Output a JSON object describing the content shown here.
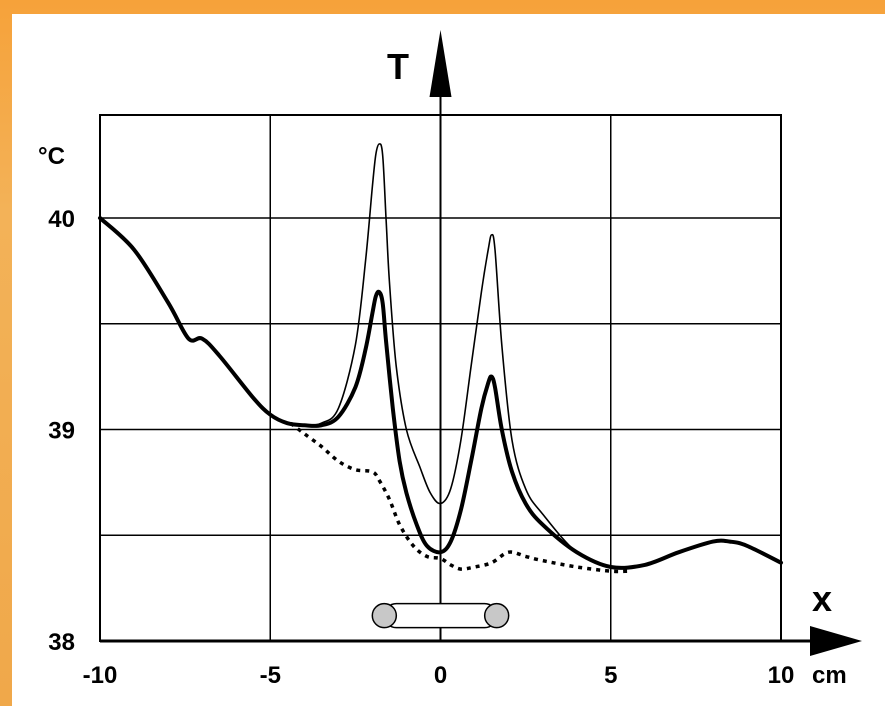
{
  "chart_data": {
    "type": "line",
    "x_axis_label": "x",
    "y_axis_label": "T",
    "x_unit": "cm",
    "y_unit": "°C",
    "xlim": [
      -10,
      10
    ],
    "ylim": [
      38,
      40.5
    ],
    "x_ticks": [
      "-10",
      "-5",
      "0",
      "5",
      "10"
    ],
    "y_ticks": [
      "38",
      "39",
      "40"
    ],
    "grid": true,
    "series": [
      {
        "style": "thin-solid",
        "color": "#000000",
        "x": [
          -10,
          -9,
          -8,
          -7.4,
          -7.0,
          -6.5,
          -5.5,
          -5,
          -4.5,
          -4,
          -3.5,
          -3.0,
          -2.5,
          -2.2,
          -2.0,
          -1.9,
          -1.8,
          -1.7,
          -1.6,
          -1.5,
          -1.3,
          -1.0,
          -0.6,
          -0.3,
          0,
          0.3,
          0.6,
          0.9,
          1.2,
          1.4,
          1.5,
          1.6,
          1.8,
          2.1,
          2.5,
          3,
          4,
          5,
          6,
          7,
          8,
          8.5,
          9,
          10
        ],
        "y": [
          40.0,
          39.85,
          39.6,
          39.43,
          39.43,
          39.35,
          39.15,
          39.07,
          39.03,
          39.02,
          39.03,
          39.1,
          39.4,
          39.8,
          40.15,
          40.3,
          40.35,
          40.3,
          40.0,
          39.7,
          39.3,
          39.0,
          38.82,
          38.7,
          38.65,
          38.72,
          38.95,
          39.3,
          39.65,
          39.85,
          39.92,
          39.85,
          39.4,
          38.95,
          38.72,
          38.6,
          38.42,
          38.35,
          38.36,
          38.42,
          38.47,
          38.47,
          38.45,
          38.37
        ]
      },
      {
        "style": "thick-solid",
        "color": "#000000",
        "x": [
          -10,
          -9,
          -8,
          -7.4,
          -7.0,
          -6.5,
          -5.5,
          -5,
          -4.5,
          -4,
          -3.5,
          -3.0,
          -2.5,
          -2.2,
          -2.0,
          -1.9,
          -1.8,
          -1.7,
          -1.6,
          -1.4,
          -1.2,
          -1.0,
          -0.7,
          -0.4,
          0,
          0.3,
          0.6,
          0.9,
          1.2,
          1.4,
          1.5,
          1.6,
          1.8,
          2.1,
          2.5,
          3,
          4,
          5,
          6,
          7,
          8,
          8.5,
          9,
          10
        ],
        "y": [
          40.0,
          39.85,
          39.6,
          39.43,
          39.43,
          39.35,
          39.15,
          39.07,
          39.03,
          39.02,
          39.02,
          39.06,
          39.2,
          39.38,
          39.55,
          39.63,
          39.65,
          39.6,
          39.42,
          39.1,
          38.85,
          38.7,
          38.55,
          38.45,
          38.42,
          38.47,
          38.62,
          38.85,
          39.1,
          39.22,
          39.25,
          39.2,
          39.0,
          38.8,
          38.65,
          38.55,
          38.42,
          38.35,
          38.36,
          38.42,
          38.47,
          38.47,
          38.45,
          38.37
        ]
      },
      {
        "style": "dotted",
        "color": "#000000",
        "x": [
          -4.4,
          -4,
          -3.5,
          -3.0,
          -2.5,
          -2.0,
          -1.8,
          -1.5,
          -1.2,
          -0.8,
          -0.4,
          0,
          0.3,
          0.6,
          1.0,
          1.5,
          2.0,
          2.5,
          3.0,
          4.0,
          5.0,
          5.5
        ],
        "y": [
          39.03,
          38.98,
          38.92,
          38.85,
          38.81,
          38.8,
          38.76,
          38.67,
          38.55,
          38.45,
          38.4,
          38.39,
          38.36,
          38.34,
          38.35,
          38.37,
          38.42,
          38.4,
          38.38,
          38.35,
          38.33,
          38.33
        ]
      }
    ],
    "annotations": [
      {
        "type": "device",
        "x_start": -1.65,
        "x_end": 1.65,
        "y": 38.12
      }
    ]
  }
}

==============================

Excluding the pictures, reproduce every entry exactly as given.

» Complete output
Output a JSON object describing the content shown here.
{
  "chart_data": {
    "type": "line",
    "x_axis_label": "x",
    "y_axis_label": "T",
    "x_unit": "cm",
    "y_unit": "°C",
    "xlim": [
      -10,
      10
    ],
    "ylim": [
      38,
      40.5
    ],
    "x_ticks": [
      "-10",
      "-5",
      "0",
      "5",
      "10"
    ],
    "y_ticks": [
      "38",
      "39",
      "40"
    ],
    "grid": true,
    "series": [
      {
        "style": "thin-solid",
        "color": "#000000",
        "x": [
          -10,
          -9,
          -8,
          -7.4,
          -7.0,
          -6.5,
          -5.5,
          -5,
          -4.5,
          -4,
          -3.5,
          -3.0,
          -2.5,
          -2.2,
          -2.0,
          -1.9,
          -1.8,
          -1.7,
          -1.6,
          -1.5,
          -1.3,
          -1.0,
          -0.6,
          -0.3,
          0,
          0.3,
          0.6,
          0.9,
          1.2,
          1.4,
          1.5,
          1.6,
          1.8,
          2.1,
          2.5,
          3,
          4,
          5,
          6,
          7,
          8,
          8.5,
          9,
          10
        ],
        "y": [
          40.0,
          39.85,
          39.6,
          39.43,
          39.43,
          39.35,
          39.15,
          39.07,
          39.03,
          39.02,
          39.03,
          39.1,
          39.4,
          39.8,
          40.15,
          40.3,
          40.35,
          40.3,
          40.0,
          39.7,
          39.3,
          39.0,
          38.82,
          38.7,
          38.65,
          38.72,
          38.95,
          39.3,
          39.65,
          39.85,
          39.92,
          39.85,
          39.4,
          38.95,
          38.72,
          38.6,
          38.42,
          38.35,
          38.36,
          38.42,
          38.47,
          38.47,
          38.45,
          38.37
        ]
      },
      {
        "style": "thick-solid",
        "color": "#000000",
        "x": [
          -10,
          -9,
          -8,
          -7.4,
          -7.0,
          -6.5,
          -5.5,
          -5,
          -4.5,
          -4,
          -3.5,
          -3.0,
          -2.5,
          -2.2,
          -2.0,
          -1.9,
          -1.8,
          -1.7,
          -1.6,
          -1.4,
          -1.2,
          -1.0,
          -0.7,
          -0.4,
          0,
          0.3,
          0.6,
          0.9,
          1.2,
          1.4,
          1.5,
          1.6,
          1.8,
          2.1,
          2.5,
          3,
          4,
          5,
          6,
          7,
          8,
          8.5,
          9,
          10
        ],
        "y": [
          40.0,
          39.85,
          39.6,
          39.43,
          39.43,
          39.35,
          39.15,
          39.07,
          39.03,
          39.02,
          39.02,
          39.06,
          39.2,
          39.38,
          39.55,
          39.63,
          39.65,
          39.6,
          39.42,
          39.1,
          38.85,
          38.7,
          38.55,
          38.45,
          38.42,
          38.47,
          38.62,
          38.85,
          39.1,
          39.22,
          39.25,
          39.2,
          39.0,
          38.8,
          38.65,
          38.55,
          38.42,
          38.35,
          38.36,
          38.42,
          38.47,
          38.47,
          38.45,
          38.37
        ]
      },
      {
        "style": "dotted",
        "color": "#000000",
        "x": [
          -4.4,
          -4,
          -3.5,
          -3.0,
          -2.5,
          -2.0,
          -1.8,
          -1.5,
          -1.2,
          -0.8,
          -0.4,
          0,
          0.3,
          0.6,
          1.0,
          1.5,
          2.0,
          2.5,
          3.0,
          4.0,
          5.0,
          5.5
        ],
        "y": [
          39.03,
          38.98,
          38.92,
          38.85,
          38.81,
          38.8,
          38.76,
          38.67,
          38.55,
          38.45,
          38.4,
          38.39,
          38.36,
          38.34,
          38.35,
          38.37,
          38.42,
          38.4,
          38.38,
          38.35,
          38.33,
          38.33
        ]
      }
    ],
    "annotations": [
      {
        "type": "device",
        "x_start": -1.65,
        "x_end": 1.65,
        "y": 38.12
      }
    ]
  }
}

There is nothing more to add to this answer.